#### Given request:
Reproduce all the entries exactly and keep the pictures out.

#### Task data:
* * * * *

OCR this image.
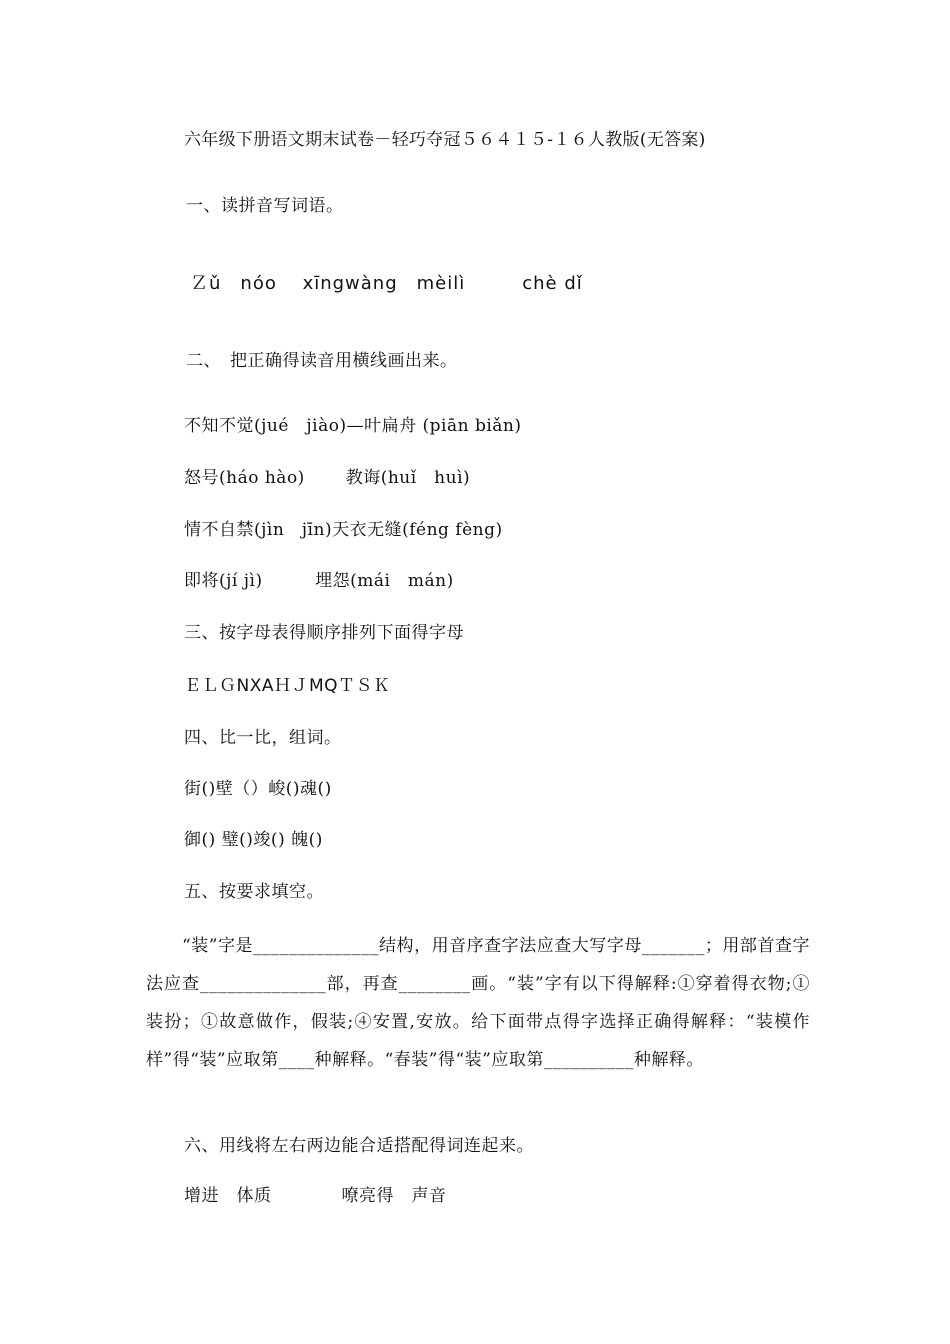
六年级下册语文期末试卷－轻巧夺冠５６４１５-１６人教版(无答案)
一、读拼音写词语。
Ｚǔ　nóo　 xīngwàng　mèilì　　　chè dǐ
二、　把正确得读音用横线画出来。
不知不觉(jué　jiào)—叶扁舟 (piān biǎn)
怒号(háo hào)　　 教诲(huǐ　huì)
情不自禁(jìn　jīn)天衣无缝(féng fèng)
即将(jí jì)　　　埋怨(mái　mán)
三、按字母表得顺序排列下面得字母
ＥＬＧNXAＨＪMQＴＳＫ
四、比一比，组词。
街()壁（）峻()魂()
御() 璧()竣() 魄()
五、按要求填空。
“装”字是______________结构，用音序查字法应查大写字母_______；用部首查字法应查______________部，再查________画。“装”字有以下得解释:①穿着得衣物;①装扮；①故意做作，假装;④安置,安放。给下面带点得字选择正确得解释：“装模作样”得“装”应取第____种解释。“春装”得“装”应取第__________种解释。
六、用线将左右两边能合适搭配得词连起来。
增进　体质　　　　嘹亮得　声音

* * * * *

#### Exercise solution:
OCR this image.
六年级下册语文期末试卷－轻巧夺冠５６４１５-１６人教版(无答案)
一、读拼音写词语。
Ｚǔ　nóo　 xīngwàng　mèilì　　　chè dǐ
二、　把正确得读音用横线画出来。
不知不觉(jué　jiào)—叶扁舟 (piān biǎn)
怒号(háo hào)　　 教诲(huǐ　huì)
情不自禁(jìn　jīn)天衣无缝(féng fèng)
即将(jí jì)　　　埋怨(mái　mán)
三、按字母表得顺序排列下面得字母
ＥＬＧNXAＨＪMQＴＳＫ
四、比一比，组词。
街()壁（）峻()魂()
御() 璧()竣() 魄()
五、按要求填空。
“装”字是______________结构，用音序查字法应查大写字母_______；用部首查字法应查______________部，再查________画。“装”字有以下得解释:①穿着得衣物;①装扮；①故意做作，假装;④安置,安放。给下面带点得字选择正确得解释：“装模作样”得“装”应取第____种解释。“春装”得“装”应取第__________种解释。
六、用线将左右两边能合适搭配得词连起来。
增进　体质　　　　嘹亮得　声音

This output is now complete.